> [Requirement] Copy every line from the data below in which the string "WhiteSource" can be found.

BEGIN Data to process

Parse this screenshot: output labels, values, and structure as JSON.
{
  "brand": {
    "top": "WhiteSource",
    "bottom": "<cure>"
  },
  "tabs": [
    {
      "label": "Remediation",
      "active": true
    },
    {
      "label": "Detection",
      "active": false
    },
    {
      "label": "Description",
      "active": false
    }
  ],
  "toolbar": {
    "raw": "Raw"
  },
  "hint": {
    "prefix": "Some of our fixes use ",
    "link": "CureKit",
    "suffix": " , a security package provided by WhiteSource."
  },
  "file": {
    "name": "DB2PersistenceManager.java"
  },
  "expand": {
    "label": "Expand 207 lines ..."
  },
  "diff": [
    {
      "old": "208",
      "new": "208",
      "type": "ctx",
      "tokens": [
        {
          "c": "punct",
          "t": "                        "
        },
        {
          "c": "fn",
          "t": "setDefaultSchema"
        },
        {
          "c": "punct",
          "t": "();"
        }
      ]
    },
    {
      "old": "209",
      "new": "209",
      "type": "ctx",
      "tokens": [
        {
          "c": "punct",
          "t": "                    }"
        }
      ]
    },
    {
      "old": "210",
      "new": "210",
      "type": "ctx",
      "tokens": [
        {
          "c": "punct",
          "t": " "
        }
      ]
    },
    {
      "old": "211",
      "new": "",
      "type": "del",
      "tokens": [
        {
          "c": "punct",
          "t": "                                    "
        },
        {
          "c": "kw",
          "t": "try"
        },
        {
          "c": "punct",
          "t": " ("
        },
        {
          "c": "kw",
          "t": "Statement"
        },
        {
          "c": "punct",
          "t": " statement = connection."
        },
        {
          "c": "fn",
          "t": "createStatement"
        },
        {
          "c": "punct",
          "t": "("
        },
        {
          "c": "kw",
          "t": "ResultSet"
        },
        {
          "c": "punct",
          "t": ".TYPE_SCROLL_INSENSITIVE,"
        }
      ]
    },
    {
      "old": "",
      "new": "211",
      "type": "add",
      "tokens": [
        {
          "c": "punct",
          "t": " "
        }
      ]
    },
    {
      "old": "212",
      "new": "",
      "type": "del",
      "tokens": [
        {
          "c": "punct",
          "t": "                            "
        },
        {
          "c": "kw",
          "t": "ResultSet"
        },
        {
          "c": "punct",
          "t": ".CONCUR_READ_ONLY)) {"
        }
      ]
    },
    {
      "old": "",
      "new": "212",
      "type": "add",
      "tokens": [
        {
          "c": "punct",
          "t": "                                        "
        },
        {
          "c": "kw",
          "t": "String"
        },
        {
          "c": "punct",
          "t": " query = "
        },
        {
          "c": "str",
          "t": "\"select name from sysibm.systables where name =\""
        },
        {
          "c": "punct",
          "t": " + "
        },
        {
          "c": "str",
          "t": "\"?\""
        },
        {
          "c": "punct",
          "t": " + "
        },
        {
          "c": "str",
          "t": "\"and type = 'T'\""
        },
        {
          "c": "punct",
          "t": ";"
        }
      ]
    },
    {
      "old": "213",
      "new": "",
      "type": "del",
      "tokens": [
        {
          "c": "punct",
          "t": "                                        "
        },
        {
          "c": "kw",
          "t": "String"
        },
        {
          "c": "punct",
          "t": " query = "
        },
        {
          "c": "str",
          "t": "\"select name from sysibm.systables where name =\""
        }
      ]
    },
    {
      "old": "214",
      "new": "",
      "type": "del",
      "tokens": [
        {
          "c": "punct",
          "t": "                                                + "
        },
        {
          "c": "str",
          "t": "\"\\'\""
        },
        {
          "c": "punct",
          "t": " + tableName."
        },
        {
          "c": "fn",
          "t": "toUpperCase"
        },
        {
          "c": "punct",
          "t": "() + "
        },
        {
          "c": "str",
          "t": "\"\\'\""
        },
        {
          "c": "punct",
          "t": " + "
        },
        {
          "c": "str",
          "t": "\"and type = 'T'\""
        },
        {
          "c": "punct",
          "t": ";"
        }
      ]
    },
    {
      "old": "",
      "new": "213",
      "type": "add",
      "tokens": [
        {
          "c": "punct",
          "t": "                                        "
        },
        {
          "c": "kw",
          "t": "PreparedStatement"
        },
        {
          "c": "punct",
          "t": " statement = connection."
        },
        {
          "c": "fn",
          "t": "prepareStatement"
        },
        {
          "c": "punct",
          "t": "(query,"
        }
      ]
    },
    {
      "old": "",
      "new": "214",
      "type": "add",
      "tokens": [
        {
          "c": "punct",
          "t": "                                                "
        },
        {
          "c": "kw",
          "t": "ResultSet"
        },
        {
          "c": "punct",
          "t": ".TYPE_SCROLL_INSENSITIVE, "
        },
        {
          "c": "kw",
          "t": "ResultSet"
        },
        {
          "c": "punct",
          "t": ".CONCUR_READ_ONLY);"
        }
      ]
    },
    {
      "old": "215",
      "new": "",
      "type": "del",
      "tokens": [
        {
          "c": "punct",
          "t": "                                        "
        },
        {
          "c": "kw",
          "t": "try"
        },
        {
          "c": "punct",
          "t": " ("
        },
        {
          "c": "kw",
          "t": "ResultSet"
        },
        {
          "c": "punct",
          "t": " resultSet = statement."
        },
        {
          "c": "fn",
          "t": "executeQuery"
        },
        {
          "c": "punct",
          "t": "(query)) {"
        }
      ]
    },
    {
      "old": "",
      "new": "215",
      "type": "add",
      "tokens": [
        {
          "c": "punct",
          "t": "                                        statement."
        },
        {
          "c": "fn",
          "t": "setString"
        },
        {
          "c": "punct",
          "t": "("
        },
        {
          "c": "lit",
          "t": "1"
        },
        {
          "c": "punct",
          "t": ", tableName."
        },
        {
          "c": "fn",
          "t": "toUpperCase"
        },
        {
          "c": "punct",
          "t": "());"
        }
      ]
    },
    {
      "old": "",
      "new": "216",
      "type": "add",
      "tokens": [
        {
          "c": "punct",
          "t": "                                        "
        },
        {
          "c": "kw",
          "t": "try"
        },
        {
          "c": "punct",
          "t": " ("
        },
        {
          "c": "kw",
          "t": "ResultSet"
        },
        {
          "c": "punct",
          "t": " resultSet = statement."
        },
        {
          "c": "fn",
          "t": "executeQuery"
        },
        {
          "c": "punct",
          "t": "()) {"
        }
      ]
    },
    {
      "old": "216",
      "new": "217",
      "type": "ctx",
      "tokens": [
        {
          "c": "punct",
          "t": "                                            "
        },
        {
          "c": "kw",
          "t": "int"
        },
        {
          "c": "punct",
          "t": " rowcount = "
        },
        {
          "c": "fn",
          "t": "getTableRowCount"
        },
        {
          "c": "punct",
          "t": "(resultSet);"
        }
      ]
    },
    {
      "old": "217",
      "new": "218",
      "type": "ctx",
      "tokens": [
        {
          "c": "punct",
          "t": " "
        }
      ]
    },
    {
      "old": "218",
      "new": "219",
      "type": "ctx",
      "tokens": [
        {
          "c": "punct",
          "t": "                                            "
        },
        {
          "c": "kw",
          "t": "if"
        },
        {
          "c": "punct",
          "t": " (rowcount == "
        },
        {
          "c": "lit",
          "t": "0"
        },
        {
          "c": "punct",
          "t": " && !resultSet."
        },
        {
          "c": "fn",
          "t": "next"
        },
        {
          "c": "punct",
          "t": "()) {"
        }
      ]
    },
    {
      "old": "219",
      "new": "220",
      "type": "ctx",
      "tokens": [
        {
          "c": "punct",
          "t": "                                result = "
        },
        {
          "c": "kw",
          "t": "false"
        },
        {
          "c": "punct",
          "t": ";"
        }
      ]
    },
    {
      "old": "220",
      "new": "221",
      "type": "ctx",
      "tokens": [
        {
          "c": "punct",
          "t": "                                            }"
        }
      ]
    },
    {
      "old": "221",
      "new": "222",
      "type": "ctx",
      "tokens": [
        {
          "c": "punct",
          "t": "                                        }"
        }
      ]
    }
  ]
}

END Data to process

> [Exercise output]
    "top": "WhiteSource",
    "suffix": " , a security package provided by WhiteSource."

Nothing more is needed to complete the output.